── DOCUMENT EXTRACT

Future of Communism in China


Future of Communism in China
UofT Conference
Stockwell Day, MP





Epoch Times: 25 May 2005 - In my office, we have learned to look forward to the weekly copy of The Epoch Times. It is a helpful source of information and commentary on areas that are of interest to me, but which, sad to say, often get overlooked or minimized in news sources across Canada.

The editors of the Epoch Times are concerned for the progress of democracy everywhere in the world, and alert to human suffering everywhere. Recent issues have spotlighted oppressive behaviour of the regimes of Burma (Myanmar), Nepal, Sudan, Vietnam, Zimbabwe and many others. This coverage has proved valuable to me as I have urged the government of Canada to take a more forward part in the advancing of human rights throughout the world.

────
── SUPPLIED DATA

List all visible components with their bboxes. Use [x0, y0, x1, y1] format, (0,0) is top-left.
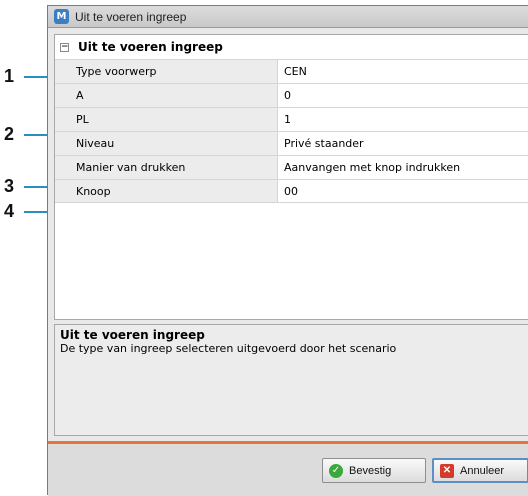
property-row-pl[interactable]: PL 1 — [55, 107, 528, 131]
app-icon: M — [54, 9, 69, 24]
property-value[interactable]: 0 — [278, 84, 528, 107]
property-value[interactable]: Privé staander — [278, 132, 528, 155]
title-bar[interactable]: M Uit te voeren ingreep — [48, 6, 528, 28]
confirm-label: Bevestig — [349, 464, 392, 477]
cancel-label: Annuleer — [460, 464, 505, 477]
dialog-window: M Uit te voeren ingreep − Uit te voeren … — [47, 5, 528, 496]
property-name: Knoop — [70, 180, 278, 202]
property-name: Type voorwerp — [70, 60, 278, 83]
check-circle-icon: ✓ — [329, 463, 343, 478]
window-title: Uit te voeren ingreep — [75, 9, 187, 24]
property-name: A — [70, 84, 278, 107]
callout-1: 1 — [4, 66, 15, 86]
property-value[interactable]: CEN — [278, 60, 528, 83]
description-text: De type van ingreep selecteren uitgevoer… — [60, 342, 397, 355]
property-row-type-voorwerp[interactable]: Type voorwerp CEN — [55, 59, 528, 83]
close-box-icon: ✕ — [440, 463, 454, 478]
description-title: Uit te voeren ingreep — [60, 328, 205, 342]
property-name: Manier van drukken — [70, 156, 278, 179]
section-title: Uit te voeren ingreep — [78, 40, 223, 54]
cancel-button[interactable]: ✕ Annuleer — [432, 458, 528, 483]
callout-3: 3 — [4, 176, 15, 196]
property-row-niveau[interactable]: Niveau Privé staander — [55, 131, 528, 155]
property-row-manier-van-drukken[interactable]: Manier van drukken Aanvangen met knop in… — [55, 155, 528, 179]
property-grid: − Uit te voeren ingreep Type voorwerp CE… — [54, 34, 528, 320]
description-panel: Uit te voeren ingreep De type van ingree… — [54, 324, 528, 436]
collapse-icon[interactable]: − — [60, 42, 69, 52]
property-value[interactable]: 00 — [278, 180, 528, 202]
property-row-a[interactable]: A 0 — [55, 83, 528, 107]
property-value[interactable]: 1 — [278, 108, 528, 131]
property-name: Niveau — [70, 132, 278, 155]
callout-4: 4 — [4, 201, 15, 221]
section-header[interactable]: − Uit te voeren ingreep — [55, 35, 528, 59]
confirm-button[interactable]: ✓ Bevestig — [322, 458, 426, 483]
property-value[interactable]: Aanvangen met knop indrukken — [278, 156, 528, 179]
callout-2: 2 — [4, 124, 15, 144]
dialog-footer: ✓ Bevestig ✕ Annuleer — [48, 444, 528, 496]
property-name: PL — [70, 108, 278, 131]
property-row-knoop[interactable]: Knoop 00 — [55, 179, 528, 203]
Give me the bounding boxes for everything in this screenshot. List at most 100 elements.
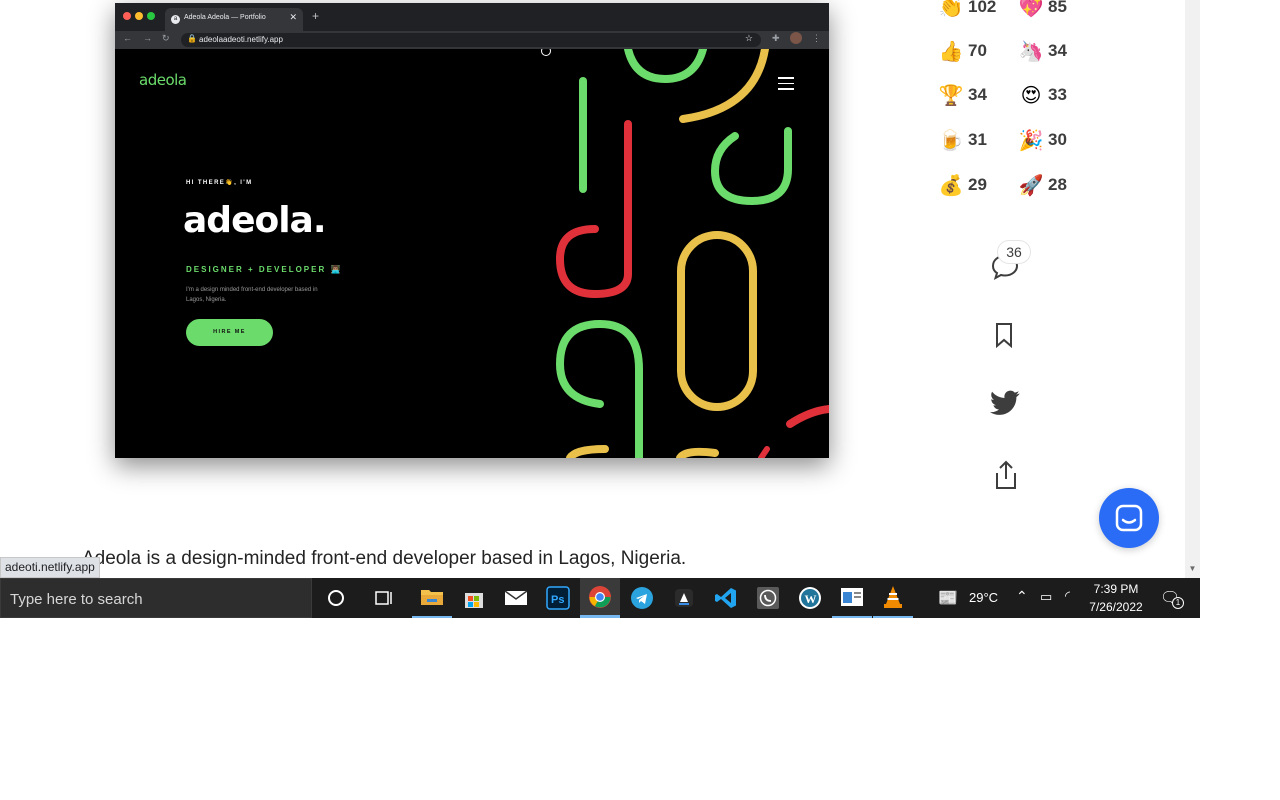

────

→ WRITTEN EXERCISE A
Quote the speech on the future of communism in China word for word, starting with "The editors of" and going on through "throughout the world.".
→ WRITTEN EXERCISE B
Write the next part of the speech on the future of communism in China, continuing from its last sentence.
The data shown here was taken from a different source than the text.

→ FINAL RESULT A
The editors of the Epoch Times are concerned for the progress of democracy everywhere in the world, and alert to human suffering everywhere. Recent issues have spotlighted oppressive behaviour of the regimes of Burma (Myanmar), Nepal, Sudan, Vietnam, Zimbabwe and many others. This coverage has proved valuable to me as I have urged the government of Canada to take a more forward part in the advancing of human rights throughout the world.

→ FINAL RESULT B
In our major newspapers, the section on international affairs is shrinking and is retreating further and further back into the pages. Editorials often express authentic humane concern for the suffering of the particular people who have the attention of the major news wires (that would be Darfur, this week) but in the main news section of the same papers we find little evidence that the newspaper is interested in hearing more bad news than it can comfortably contain within the limits of our major domestic pre-occupation with issues of health and prosperity. Rarely do they demonstrate the investigative spirit which marks the Epoch Times.

Too many people do not seem to appreciate that our indifference to the circumstances under which most of the world live their daily lives is serving the propaganda purposes of the unappeasable enemies of our way of life.

I recommend regular reading of The Epoch Times as an antidote for self-preoccupation.

*** The Nine Commentaries on the Communist Party

Our theme today is current disillusionment with Communism in the People’s Republic of China. While this is the question closest to the heart of the editors of The Epoch Times and to most of its readers, it is not a parochial or an ethnic preoccupation. The Epoch Times sees the China issue in the context of the global struggle for democracy and human rights.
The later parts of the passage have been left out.